Exclude the pictures and return every line exactly as written.

[Stored records]
━━━━━━

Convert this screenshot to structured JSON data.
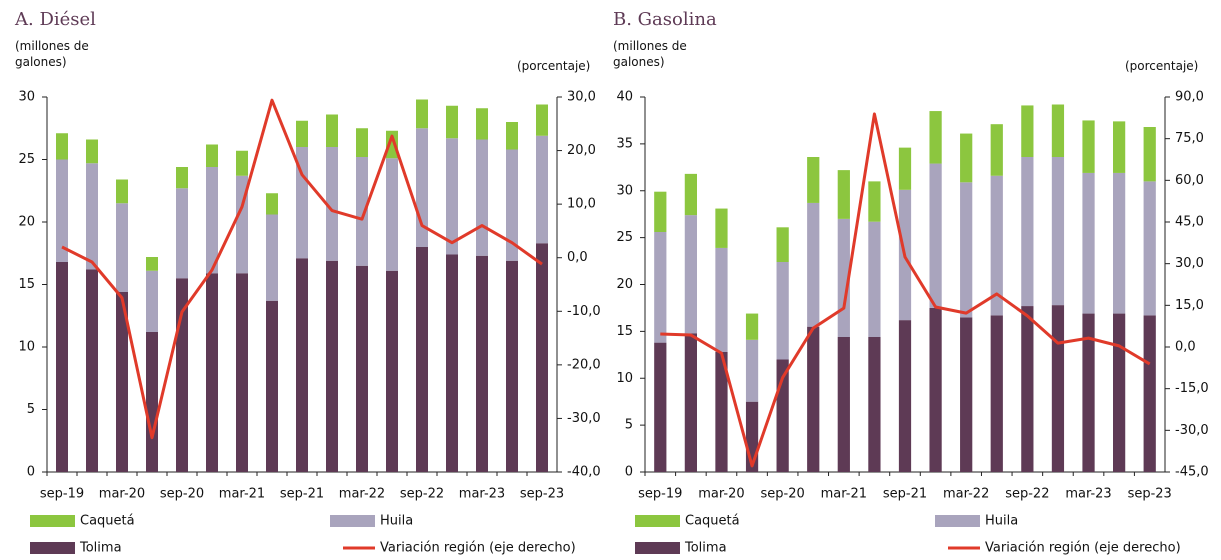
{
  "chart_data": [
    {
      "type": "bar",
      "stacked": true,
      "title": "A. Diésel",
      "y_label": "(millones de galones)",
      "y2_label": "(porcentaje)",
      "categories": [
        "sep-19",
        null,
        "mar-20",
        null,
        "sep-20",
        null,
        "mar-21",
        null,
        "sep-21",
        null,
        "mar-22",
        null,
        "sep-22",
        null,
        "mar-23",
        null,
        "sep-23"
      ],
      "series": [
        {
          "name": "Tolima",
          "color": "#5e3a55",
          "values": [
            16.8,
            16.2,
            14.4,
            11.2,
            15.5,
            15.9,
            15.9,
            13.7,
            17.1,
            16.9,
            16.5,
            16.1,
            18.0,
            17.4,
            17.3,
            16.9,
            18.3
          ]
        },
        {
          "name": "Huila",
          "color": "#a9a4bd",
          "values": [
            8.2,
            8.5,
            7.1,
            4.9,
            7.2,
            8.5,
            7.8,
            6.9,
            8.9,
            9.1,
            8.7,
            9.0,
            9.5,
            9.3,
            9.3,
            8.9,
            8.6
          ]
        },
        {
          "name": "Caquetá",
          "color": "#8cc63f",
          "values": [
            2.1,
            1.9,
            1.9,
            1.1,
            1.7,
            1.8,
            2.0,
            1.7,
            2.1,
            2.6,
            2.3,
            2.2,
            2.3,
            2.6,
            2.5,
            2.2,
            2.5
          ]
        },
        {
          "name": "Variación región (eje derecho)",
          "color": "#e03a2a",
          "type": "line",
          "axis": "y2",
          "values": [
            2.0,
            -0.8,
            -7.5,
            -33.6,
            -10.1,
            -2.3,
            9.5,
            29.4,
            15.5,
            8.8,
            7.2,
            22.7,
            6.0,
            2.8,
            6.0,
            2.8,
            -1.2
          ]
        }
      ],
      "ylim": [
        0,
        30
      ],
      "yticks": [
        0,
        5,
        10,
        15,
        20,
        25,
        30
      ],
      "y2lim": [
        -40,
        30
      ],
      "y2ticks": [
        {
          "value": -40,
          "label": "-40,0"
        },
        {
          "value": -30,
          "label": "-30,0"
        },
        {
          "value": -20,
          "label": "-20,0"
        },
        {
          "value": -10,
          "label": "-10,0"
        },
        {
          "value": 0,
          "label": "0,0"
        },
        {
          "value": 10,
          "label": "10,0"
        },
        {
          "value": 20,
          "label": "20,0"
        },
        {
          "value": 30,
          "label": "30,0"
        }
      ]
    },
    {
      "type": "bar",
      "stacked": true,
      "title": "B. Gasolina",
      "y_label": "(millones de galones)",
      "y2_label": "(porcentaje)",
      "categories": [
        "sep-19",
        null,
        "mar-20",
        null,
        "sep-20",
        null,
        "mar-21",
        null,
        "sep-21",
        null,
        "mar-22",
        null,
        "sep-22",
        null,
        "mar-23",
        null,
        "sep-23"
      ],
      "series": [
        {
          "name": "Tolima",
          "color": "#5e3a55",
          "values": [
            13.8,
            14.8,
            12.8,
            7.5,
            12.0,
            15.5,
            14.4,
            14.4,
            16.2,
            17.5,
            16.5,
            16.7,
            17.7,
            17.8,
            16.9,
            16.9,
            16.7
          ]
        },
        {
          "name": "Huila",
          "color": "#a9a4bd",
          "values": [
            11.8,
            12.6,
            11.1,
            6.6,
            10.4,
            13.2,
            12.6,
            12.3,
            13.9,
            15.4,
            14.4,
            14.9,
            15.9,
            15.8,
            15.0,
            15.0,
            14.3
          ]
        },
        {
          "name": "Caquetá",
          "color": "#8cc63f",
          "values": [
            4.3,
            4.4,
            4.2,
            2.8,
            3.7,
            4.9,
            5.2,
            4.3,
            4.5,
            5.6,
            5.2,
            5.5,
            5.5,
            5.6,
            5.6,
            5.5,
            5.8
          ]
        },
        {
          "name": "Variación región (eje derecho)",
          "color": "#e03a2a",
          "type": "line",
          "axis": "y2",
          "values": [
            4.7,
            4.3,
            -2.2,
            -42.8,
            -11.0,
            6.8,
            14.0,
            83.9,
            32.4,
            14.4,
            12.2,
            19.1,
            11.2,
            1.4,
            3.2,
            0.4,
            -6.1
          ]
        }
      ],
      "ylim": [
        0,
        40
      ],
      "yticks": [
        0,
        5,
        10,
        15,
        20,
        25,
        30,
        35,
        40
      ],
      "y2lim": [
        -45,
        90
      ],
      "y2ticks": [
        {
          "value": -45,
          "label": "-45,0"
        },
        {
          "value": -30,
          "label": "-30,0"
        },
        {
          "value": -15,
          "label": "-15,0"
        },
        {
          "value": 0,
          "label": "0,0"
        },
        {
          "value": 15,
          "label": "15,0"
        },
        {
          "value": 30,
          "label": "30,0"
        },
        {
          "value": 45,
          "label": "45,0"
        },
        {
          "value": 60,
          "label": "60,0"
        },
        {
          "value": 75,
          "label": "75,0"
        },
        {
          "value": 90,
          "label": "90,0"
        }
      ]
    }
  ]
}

━━━━━━

### RESULT FOR THIS TASK
Convert this screenshot to structured JSON data.
{
  "chart_data": [
    {
      "type": "bar",
      "stacked": true,
      "title": "A. Diésel",
      "y_label": "(millones de galones)",
      "y2_label": "(porcentaje)",
      "categories": [
        "sep-19",
        null,
        "mar-20",
        null,
        "sep-20",
        null,
        "mar-21",
        null,
        "sep-21",
        null,
        "mar-22",
        null,
        "sep-22",
        null,
        "mar-23",
        null,
        "sep-23"
      ],
      "series": [
        {
          "name": "Tolima",
          "color": "#5e3a55",
          "values": [
            16.8,
            16.2,
            14.4,
            11.2,
            15.5,
            15.9,
            15.9,
            13.7,
            17.1,
            16.9,
            16.5,
            16.1,
            18.0,
            17.4,
            17.3,
            16.9,
            18.3
          ]
        },
        {
          "name": "Huila",
          "color": "#a9a4bd",
          "values": [
            8.2,
            8.5,
            7.1,
            4.9,
            7.2,
            8.5,
            7.8,
            6.9,
            8.9,
            9.1,
            8.7,
            9.0,
            9.5,
            9.3,
            9.3,
            8.9,
            8.6
          ]
        },
        {
          "name": "Caquetá",
          "color": "#8cc63f",
          "values": [
            2.1,
            1.9,
            1.9,
            1.1,
            1.7,
            1.8,
            2.0,
            1.7,
            2.1,
            2.6,
            2.3,
            2.2,
            2.3,
            2.6,
            2.5,
            2.2,
            2.5
          ]
        },
        {
          "name": "Variación región (eje derecho)",
          "color": "#e03a2a",
          "type": "line",
          "axis": "y2",
          "values": [
            2.0,
            -0.8,
            -7.5,
            -33.6,
            -10.1,
            -2.3,
            9.5,
            29.4,
            15.5,
            8.8,
            7.2,
            22.7,
            6.0,
            2.8,
            6.0,
            2.8,
            -1.2
          ]
        }
      ],
      "ylim": [
        0,
        30
      ],
      "yticks": [
        0,
        5,
        10,
        15,
        20,
        25,
        30
      ],
      "y2lim": [
        -40,
        30
      ],
      "y2ticks": [
        {
          "value": -40,
          "label": "-40,0"
        },
        {
          "value": -30,
          "label": "-30,0"
        },
        {
          "value": -20,
          "label": "-20,0"
        },
        {
          "value": -10,
          "label": "-10,0"
        },
        {
          "value": 0,
          "label": "0,0"
        },
        {
          "value": 10,
          "label": "10,0"
        },
        {
          "value": 20,
          "label": "20,0"
        },
        {
          "value": 30,
          "label": "30,0"
        }
      ]
    },
    {
      "type": "bar",
      "stacked": true,
      "title": "B. Gasolina",
      "y_label": "(millones de galones)",
      "y2_label": "(porcentaje)",
      "categories": [
        "sep-19",
        null,
        "mar-20",
        null,
        "sep-20",
        null,
        "mar-21",
        null,
        "sep-21",
        null,
        "mar-22",
        null,
        "sep-22",
        null,
        "mar-23",
        null,
        "sep-23"
      ],
      "series": [
        {
          "name": "Tolima",
          "color": "#5e3a55",
          "values": [
            13.8,
            14.8,
            12.8,
            7.5,
            12.0,
            15.5,
            14.4,
            14.4,
            16.2,
            17.5,
            16.5,
            16.7,
            17.7,
            17.8,
            16.9,
            16.9,
            16.7
          ]
        },
        {
          "name": "Huila",
          "color": "#a9a4bd",
          "values": [
            11.8,
            12.6,
            11.1,
            6.6,
            10.4,
            13.2,
            12.6,
            12.3,
            13.9,
            15.4,
            14.4,
            14.9,
            15.9,
            15.8,
            15.0,
            15.0,
            14.3
          ]
        },
        {
          "name": "Caquetá",
          "color": "#8cc63f",
          "values": [
            4.3,
            4.4,
            4.2,
            2.8,
            3.7,
            4.9,
            5.2,
            4.3,
            4.5,
            5.6,
            5.2,
            5.5,
            5.5,
            5.6,
            5.6,
            5.5,
            5.8
          ]
        },
        {
          "name": "Variación región (eje derecho)",
          "color": "#e03a2a",
          "type": "line",
          "axis": "y2",
          "values": [
            4.7,
            4.3,
            -2.2,
            -42.8,
            -11.0,
            6.8,
            14.0,
            83.9,
            32.4,
            14.4,
            12.2,
            19.1,
            11.2,
            1.4,
            3.2,
            0.4,
            -6.1
          ]
        }
      ],
      "ylim": [
        0,
        40
      ],
      "yticks": [
        0,
        5,
        10,
        15,
        20,
        25,
        30,
        35,
        40
      ],
      "y2lim": [
        -45,
        90
      ],
      "y2ticks": [
        {
          "value": -45,
          "label": "-45,0"
        },
        {
          "value": -30,
          "label": "-30,0"
        },
        {
          "value": -15,
          "label": "-15,0"
        },
        {
          "value": 0,
          "label": "0,0"
        },
        {
          "value": 15,
          "label": "15,0"
        },
        {
          "value": 30,
          "label": "30,0"
        },
        {
          "value": 45,
          "label": "45,0"
        },
        {
          "value": 60,
          "label": "60,0"
        },
        {
          "value": 75,
          "label": "75,0"
        },
        {
          "value": 90,
          "label": "90,0"
        }
      ]
    }
  ]
}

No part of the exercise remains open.